* _TO DO_
Say how many lines contain "家庭状况", using only the number.

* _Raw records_
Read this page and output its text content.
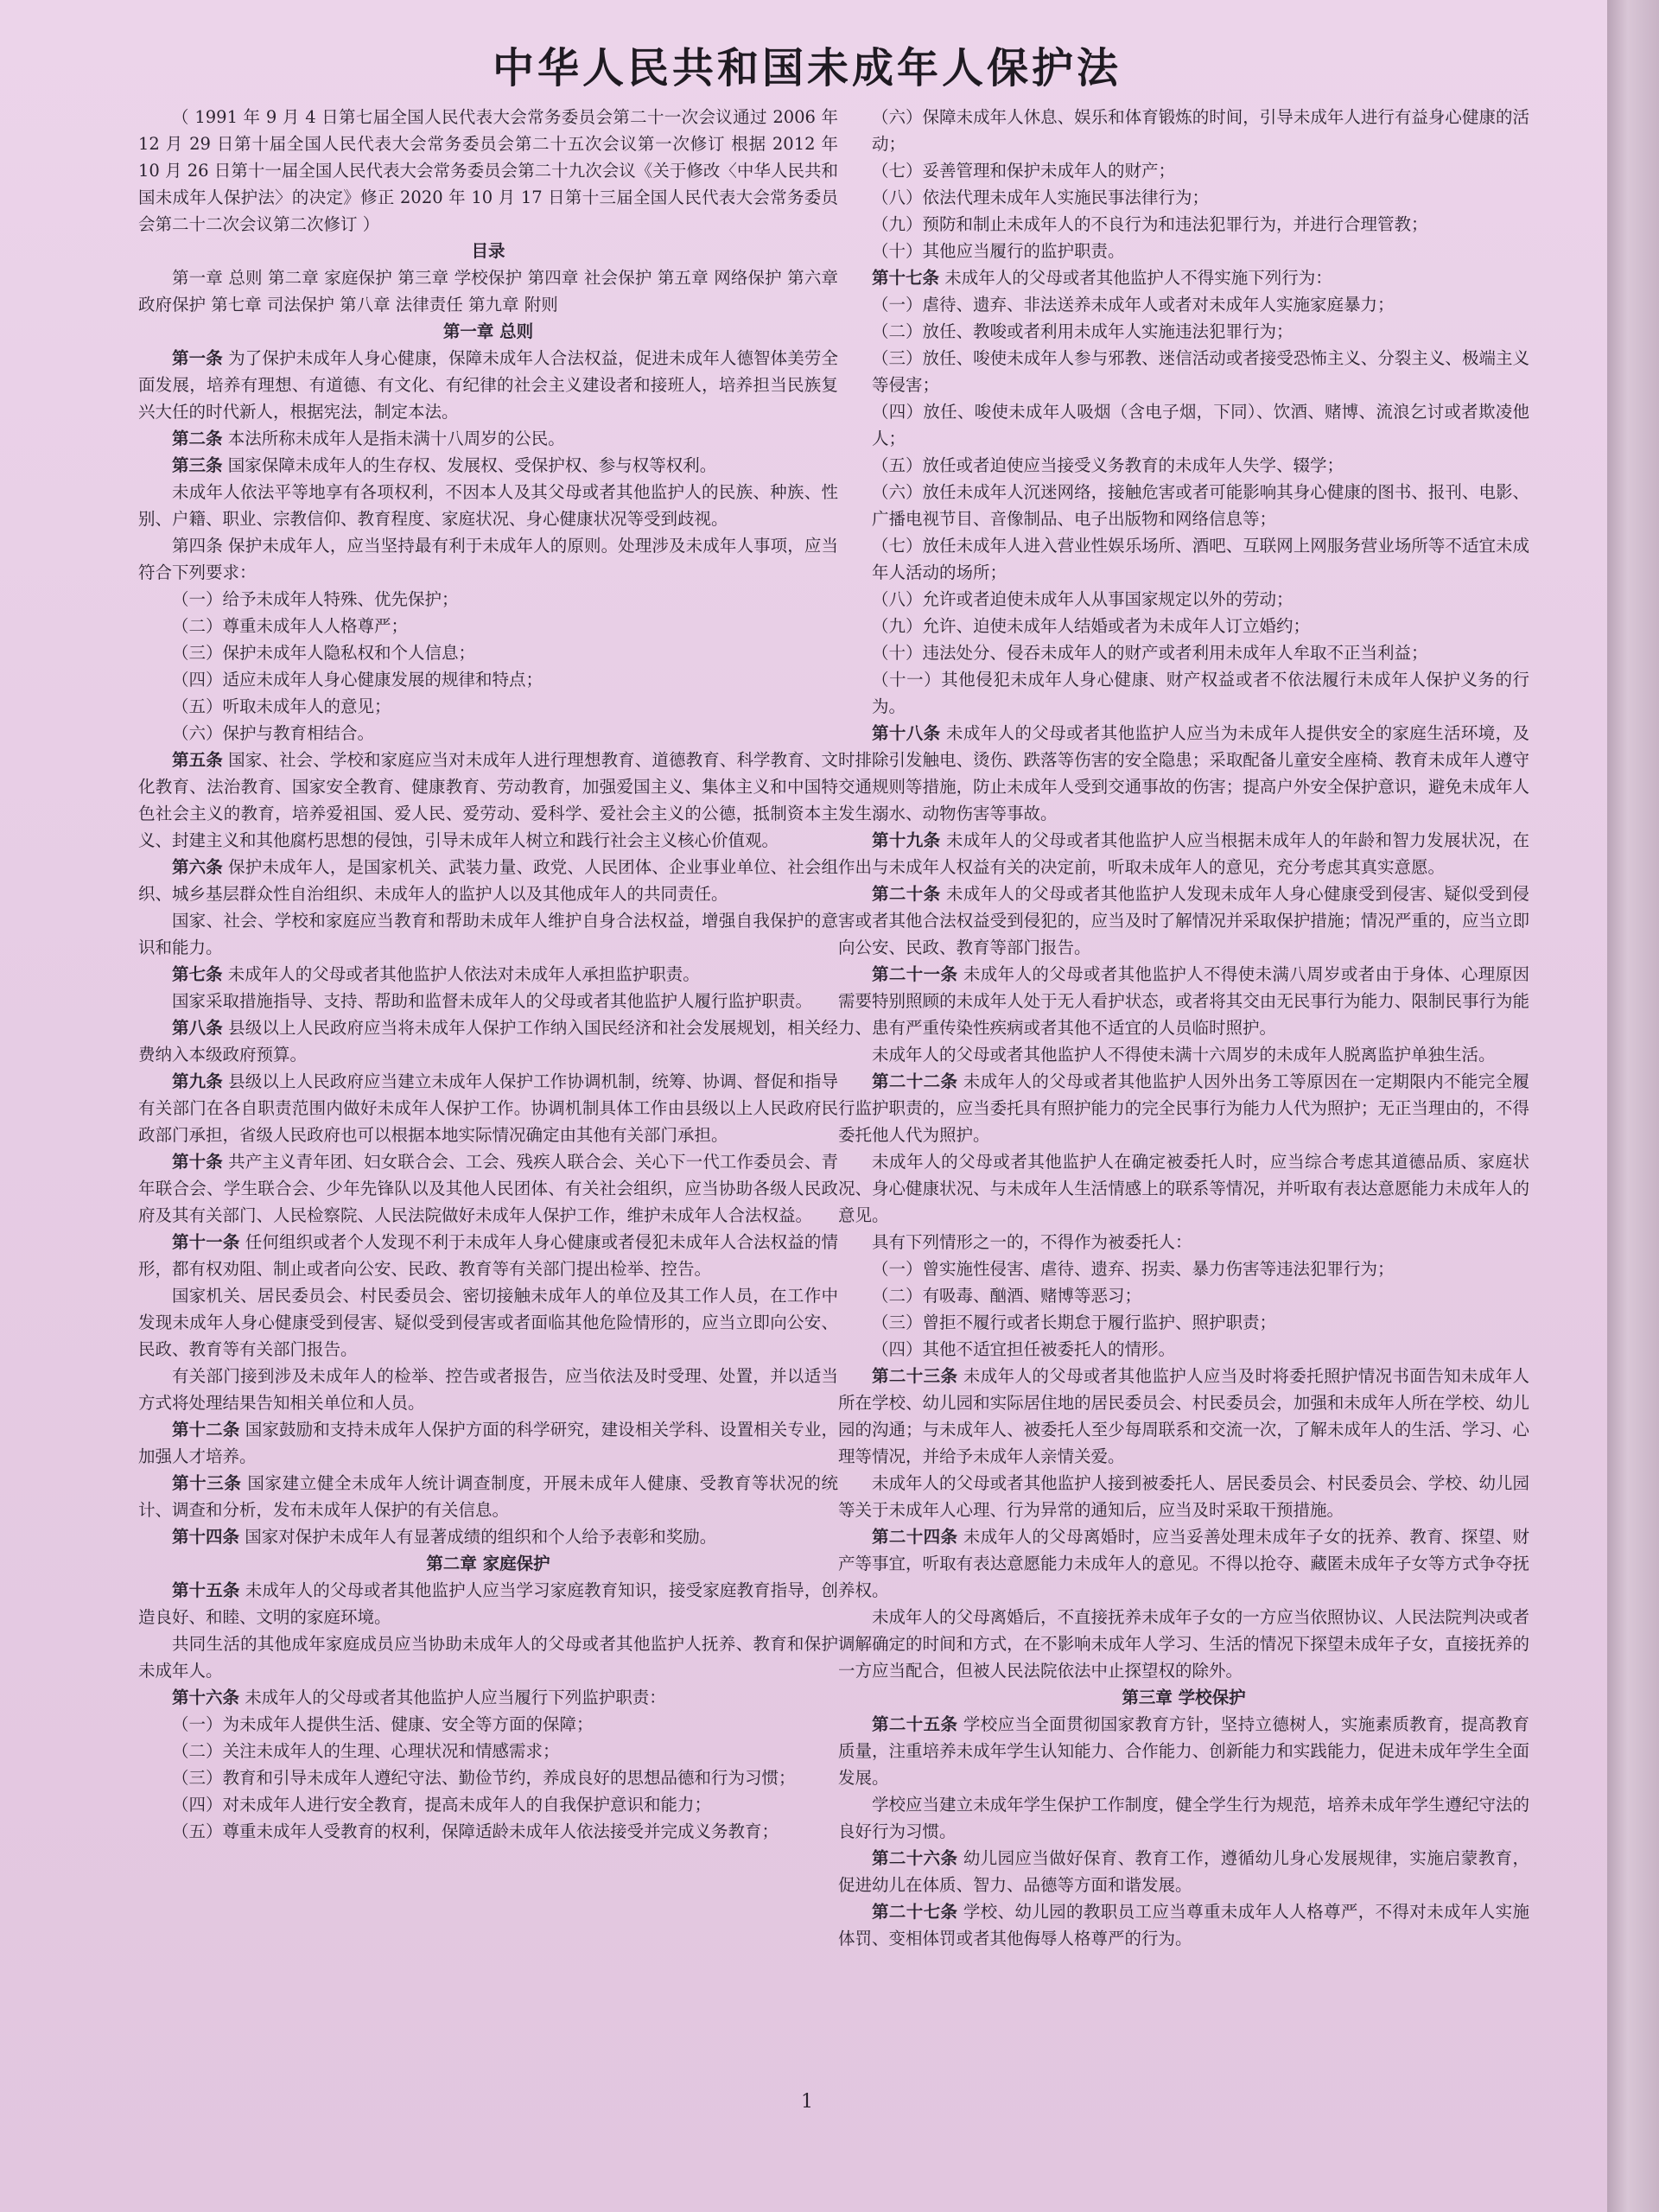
中华人民共和国未成年人保护法

（ 1991 年 9 月 4 日第七届全国人民代表大会常务委员会第二十一次会议通过 2006 年 12 月 29 日第十届全国人民代表大会常务委员会第二十五次会议第一次修订 根据 2012 年 10 月 26 日第十一届全国人民代表大会常务委员会第二十九次会议《关于修改〈中华人民共和国未成年人保护法〉的决定》修正 2020 年 10 月 17 日第十三届全国人民代表大会常务委员会第二十二次会议第二次修订 ）

目录

第一章 总则 第二章 家庭保护 第三章 学校保护 第四章 社会保护 第五章 网络保护 第六章 政府保护 第七章 司法保护 第八章 法律责任 第九章 附则

第一章 总则

第一条 为了保护未成年人身心健康，保障未成年人合法权益，促进未成年人德智体美劳全面发展，培养有理想、有道德、有文化、有纪律的社会主义建设者和接班人，培养担当民族复兴大任的时代新人，根据宪法，制定本法。

第二条 本法所称未成年人是指未满十八周岁的公民。

第三条 国家保障未成年人的生存权、发展权、受保护权、参与权等权利。

未成年人依法平等地享有各项权利，不因本人及其父母或者其他监护人的民族、种族、性别、户籍、职业、宗教信仰、教育程度、家庭状况、身心健康状况等受到歧视。

第四条 保护未成年人，应当坚持最有利于未成年人的原则。处理涉及未成年人事项，应当符合下列要求：

（一）给予未成年人特殊、优先保护；

（二）尊重未成年人人格尊严；

（三）保护未成年人隐私权和个人信息；

（四）适应未成年人身心健康发展的规律和特点；

（五）听取未成年人的意见；

（六）保护与教育相结合。

第五条 国家、社会、学校和家庭应当对未成年人进行理想教育、道德教育、科学教育、文化教育、法治教育、国家安全教育、健康教育、劳动教育，加强爱国主义、集体主义和中国特色社会主义的教育，培养爱祖国、爱人民、爱劳动、爱科学、爱社会主义的公德，抵制资本主义、封建主义和其他腐朽思想的侵蚀，引导未成年人树立和践行社会主义核心价值观。

第六条 保护未成年人，是国家机关、武装力量、政党、人民团体、企业事业单位、社会组织、城乡基层群众性自治组织、未成年人的监护人以及其他成年人的共同责任。

国家、社会、学校和家庭应当教育和帮助未成年人维护自身合法权益，增强自我保护的意识和能力。

第七条 未成年人的父母或者其他监护人依法对未成年人承担监护职责。

国家采取措施指导、支持、帮助和监督未成年人的父母或者其他监护人履行监护职责。

第八条 县级以上人民政府应当将未成年人保护工作纳入国民经济和社会发展规划，相关经费纳入本级政府预算。

第九条 县级以上人民政府应当建立未成年人保护工作协调机制，统筹、协调、督促和指导有关部门在各自职责范围内做好未成年人保护工作。协调机制具体工作由县级以上人民政府民政部门承担，省级人民政府也可以根据本地实际情况确定由其他有关部门承担。

第十条 共产主义青年团、妇女联合会、工会、残疾人联合会、关心下一代工作委员会、青年联合会、学生联合会、少年先锋队以及其他人民团体、有关社会组织，应当协助各级人民政府及其有关部门、人民检察院、人民法院做好未成年人保护工作，维护未成年人合法权益。

第十一条 任何组织或者个人发现不利于未成年人身心健康或者侵犯未成年人合法权益的情形，都有权劝阻、制止或者向公安、民政、教育等有关部门提出检举、控告。

国家机关、居民委员会、村民委员会、密切接触未成年人的单位及其工作人员，在工作中发现未成年人身心健康受到侵害、疑似受到侵害或者面临其他危险情形的，应当立即向公安、民政、教育等有关部门报告。

有关部门接到涉及未成年人的检举、控告或者报告，应当依法及时受理、处置，并以适当方式将处理结果告知相关单位和人员。

第十二条 国家鼓励和支持未成年人保护方面的科学研究，建设相关学科、设置相关专业，加强人才培养。

第十三条 国家建立健全未成年人统计调查制度，开展未成年人健康、受教育等状况的统计、调查和分析，发布未成年人保护的有关信息。

第十四条 国家对保护未成年人有显著成绩的组织和个人给予表彰和奖励。

第二章 家庭保护

第十五条 未成年人的父母或者其他监护人应当学习家庭教育知识，接受家庭教育指导，创造良好、和睦、文明的家庭环境。

共同生活的其他成年家庭成员应当协助未成年人的父母或者其他监护人抚养、教育和保护未成年人。

第十六条 未成年人的父母或者其他监护人应当履行下列监护职责：

（一）为未成年人提供生活、健康、安全等方面的保障；

（二）关注未成年人的生理、心理状况和情感需求；

（三）教育和引导未成年人遵纪守法、勤俭节约，养成良好的思想品德和行为习惯；

（四）对未成年人进行安全教育，提高未成年人的自我保护意识和能力；

（五）尊重未成年人受教育的权利，保障适龄未成年人依法接受并完成义务教育；

（六）保障未成年人休息、娱乐和体育锻炼的时间，引导未成年人进行有益身心健康的活动；

（七）妥善管理和保护未成年人的财产；

（八）依法代理未成年人实施民事法律行为；

（九）预防和制止未成年人的不良行为和违法犯罪行为，并进行合理管教；

（十）其他应当履行的监护职责。

第十七条 未成年人的父母或者其他监护人不得实施下列行为：

（一）虐待、遗弃、非法送养未成年人或者对未成年人实施家庭暴力；

（二）放任、教唆或者利用未成年人实施违法犯罪行为；

（三）放任、唆使未成年人参与邪教、迷信活动或者接受恐怖主义、分裂主义、极端主义等侵害；

（四）放任、唆使未成年人吸烟（含电子烟，下同）、饮酒、赌博、流浪乞讨或者欺凌他人；

（五）放任或者迫使应当接受义务教育的未成年人失学、辍学；

（六）放任未成年人沉迷网络，接触危害或者可能影响其身心健康的图书、报刊、电影、广播电视节目、音像制品、电子出版物和网络信息等；

（七）放任未成年人进入营业性娱乐场所、酒吧、互联网上网服务营业场所等不适宜未成年人活动的场所；

（八）允许或者迫使未成年人从事国家规定以外的劳动；

（九）允许、迫使未成年人结婚或者为未成年人订立婚约；

（十）违法处分、侵吞未成年人的财产或者利用未成年人牟取不正当利益；

（十一）其他侵犯未成年人身心健康、财产权益或者不依法履行未成年人保护义务的行为。

第十八条 未成年人的父母或者其他监护人应当为未成年人提供安全的家庭生活环境，及时排除引发触电、烫伤、跌落等伤害的安全隐患；采取配备儿童安全座椅、教育未成年人遵守交通规则等措施，防止未成年人受到交通事故的伤害；提高户外安全保护意识，避免未成年人发生溺水、动物伤害等事故。

第十九条 未成年人的父母或者其他监护人应当根据未成年人的年龄和智力发展状况，在作出与未成年人权益有关的决定前，听取未成年人的意见，充分考虑其真实意愿。

第二十条 未成年人的父母或者其他监护人发现未成年人身心健康受到侵害、疑似受到侵害或者其他合法权益受到侵犯的，应当及时了解情况并采取保护措施；情况严重的，应当立即向公安、民政、教育等部门报告。

第二十一条 未成年人的父母或者其他监护人不得使未满八周岁或者由于身体、心理原因需要特别照顾的未成年人处于无人看护状态，或者将其交由无民事行为能力、限制民事行为能力、患有严重传染性疾病或者其他不适宜的人员临时照护。

未成年人的父母或者其他监护人不得使未满十六周岁的未成年人脱离监护单独生活。

第二十二条 未成年人的父母或者其他监护人因外出务工等原因在一定期限内不能完全履行监护职责的，应当委托具有照护能力的完全民事行为能力人代为照护；无正当理由的，不得委托他人代为照护。

未成年人的父母或者其他监护人在确定被委托人时，应当综合考虑其道德品质、家庭状况、身心健康状况、与未成年人生活情感上的联系等情况，并听取有表达意愿能力未成年人的意见。

具有下列情形之一的，不得作为被委托人：

（一）曾实施性侵害、虐待、遗弃、拐卖、暴力伤害等违法犯罪行为；

（二）有吸毒、酗酒、赌博等恶习；

（三）曾拒不履行或者长期怠于履行监护、照护职责；

（四）其他不适宜担任被委托人的情形。

第二十三条 未成年人的父母或者其他监护人应当及时将委托照护情况书面告知未成年人所在学校、幼儿园和实际居住地的居民委员会、村民委员会，加强和未成年人所在学校、幼儿园的沟通；与未成年人、被委托人至少每周联系和交流一次，了解未成年人的生活、学习、心理等情况，并给予未成年人亲情关爱。

未成年人的父母或者其他监护人接到被委托人、居民委员会、村民委员会、学校、幼儿园等关于未成年人心理、行为异常的通知后，应当及时采取干预措施。

第二十四条 未成年人的父母离婚时，应当妥善处理未成年子女的抚养、教育、探望、财产等事宜，听取有表达意愿能力未成年人的意见。不得以抢夺、藏匿未成年子女等方式争夺抚养权。

未成年人的父母离婚后，不直接抚养未成年子女的一方应当依照协议、人民法院判决或者调解确定的时间和方式，在不影响未成年人学习、生活的情况下探望未成年子女，直接抚养的一方应当配合，但被人民法院依法中止探望权的除外。

第三章 学校保护

第二十五条 学校应当全面贯彻国家教育方针，坚持立德树人，实施素质教育，提高教育质量，注重培养未成年学生认知能力、合作能力、创新能力和实践能力，促进未成年学生全面发展。

学校应当建立未成年学生保护工作制度，健全学生行为规范，培养未成年学生遵纪守法的良好行为习惯。

第二十六条 幼儿园应当做好保育、教育工作，遵循幼儿身心发展规律，实施启蒙教育，促进幼儿在体质、智力、品德等方面和谐发展。

第二十七条 学校、幼儿园的教职员工应当尊重未成年人人格尊严，不得对未成年人实施体罚、变相体罚或者其他侮辱人格尊严的行为。

1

* _SOLUTION_
2